**What you should do**
Needed from the entries below: every line that holds the word "name".

··········

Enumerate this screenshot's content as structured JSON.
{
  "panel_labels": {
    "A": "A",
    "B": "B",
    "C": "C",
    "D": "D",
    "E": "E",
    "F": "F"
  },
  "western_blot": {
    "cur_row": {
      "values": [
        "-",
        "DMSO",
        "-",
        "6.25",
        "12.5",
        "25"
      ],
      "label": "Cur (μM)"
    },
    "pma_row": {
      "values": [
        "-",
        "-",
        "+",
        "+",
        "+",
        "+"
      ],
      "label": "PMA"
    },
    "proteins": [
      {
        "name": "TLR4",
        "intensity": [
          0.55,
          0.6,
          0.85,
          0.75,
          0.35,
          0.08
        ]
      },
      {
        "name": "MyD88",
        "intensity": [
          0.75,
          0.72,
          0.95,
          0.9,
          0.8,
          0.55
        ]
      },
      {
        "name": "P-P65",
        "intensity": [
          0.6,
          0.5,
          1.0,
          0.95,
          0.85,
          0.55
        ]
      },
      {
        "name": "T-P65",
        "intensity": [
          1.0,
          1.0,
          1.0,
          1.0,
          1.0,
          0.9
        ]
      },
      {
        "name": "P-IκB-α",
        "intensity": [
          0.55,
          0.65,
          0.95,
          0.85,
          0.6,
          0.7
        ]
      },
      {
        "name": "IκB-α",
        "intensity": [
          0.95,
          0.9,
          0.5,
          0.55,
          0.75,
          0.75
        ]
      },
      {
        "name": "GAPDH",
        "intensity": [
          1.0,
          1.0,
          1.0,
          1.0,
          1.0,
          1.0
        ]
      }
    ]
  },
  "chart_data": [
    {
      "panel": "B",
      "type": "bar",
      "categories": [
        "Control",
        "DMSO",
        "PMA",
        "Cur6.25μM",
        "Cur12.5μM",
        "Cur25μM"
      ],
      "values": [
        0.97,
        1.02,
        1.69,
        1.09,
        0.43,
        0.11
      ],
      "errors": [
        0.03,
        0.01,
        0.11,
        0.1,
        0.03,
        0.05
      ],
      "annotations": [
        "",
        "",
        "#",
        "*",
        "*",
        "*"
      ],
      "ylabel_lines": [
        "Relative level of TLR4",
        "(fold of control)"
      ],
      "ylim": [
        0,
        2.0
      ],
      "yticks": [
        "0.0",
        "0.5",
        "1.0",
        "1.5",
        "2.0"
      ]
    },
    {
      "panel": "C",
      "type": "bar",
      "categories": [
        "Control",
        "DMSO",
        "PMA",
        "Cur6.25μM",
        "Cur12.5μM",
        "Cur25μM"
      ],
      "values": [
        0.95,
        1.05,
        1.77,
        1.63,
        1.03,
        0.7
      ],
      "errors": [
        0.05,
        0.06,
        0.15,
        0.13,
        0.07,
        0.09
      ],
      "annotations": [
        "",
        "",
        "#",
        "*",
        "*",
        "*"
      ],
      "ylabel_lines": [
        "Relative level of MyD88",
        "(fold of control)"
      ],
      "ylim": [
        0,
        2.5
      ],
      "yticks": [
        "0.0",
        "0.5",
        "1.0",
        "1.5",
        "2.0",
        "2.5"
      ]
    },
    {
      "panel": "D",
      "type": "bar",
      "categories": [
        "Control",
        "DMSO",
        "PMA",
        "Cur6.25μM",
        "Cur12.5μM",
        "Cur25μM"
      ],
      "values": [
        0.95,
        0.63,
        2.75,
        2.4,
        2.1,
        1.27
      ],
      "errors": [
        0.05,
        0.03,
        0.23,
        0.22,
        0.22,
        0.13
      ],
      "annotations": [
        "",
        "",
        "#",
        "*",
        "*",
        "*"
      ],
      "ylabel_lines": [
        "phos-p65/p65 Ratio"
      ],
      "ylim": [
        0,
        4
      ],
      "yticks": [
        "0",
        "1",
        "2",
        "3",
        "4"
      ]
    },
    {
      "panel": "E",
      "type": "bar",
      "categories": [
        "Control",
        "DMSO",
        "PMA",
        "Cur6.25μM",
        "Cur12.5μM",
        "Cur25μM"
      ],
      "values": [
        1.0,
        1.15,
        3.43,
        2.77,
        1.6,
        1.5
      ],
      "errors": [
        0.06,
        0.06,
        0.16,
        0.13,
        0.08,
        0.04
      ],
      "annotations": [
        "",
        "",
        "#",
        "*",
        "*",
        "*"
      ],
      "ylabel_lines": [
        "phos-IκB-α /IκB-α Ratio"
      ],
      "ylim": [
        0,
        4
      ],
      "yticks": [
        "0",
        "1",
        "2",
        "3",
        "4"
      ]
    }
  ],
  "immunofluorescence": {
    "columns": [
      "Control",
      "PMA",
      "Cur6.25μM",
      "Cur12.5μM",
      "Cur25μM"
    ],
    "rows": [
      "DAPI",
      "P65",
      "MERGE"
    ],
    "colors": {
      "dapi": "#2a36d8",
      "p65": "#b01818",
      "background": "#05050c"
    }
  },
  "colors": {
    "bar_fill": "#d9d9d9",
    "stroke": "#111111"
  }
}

··········

**Solution to this task**
        "name": "TLR4",
        "name": "MyD88",
        "name": "P-P65",
        "name": "T-P65",
        "name": "P-IκB-α",
        "name": "IκB-α",
        "name": "GAPDH",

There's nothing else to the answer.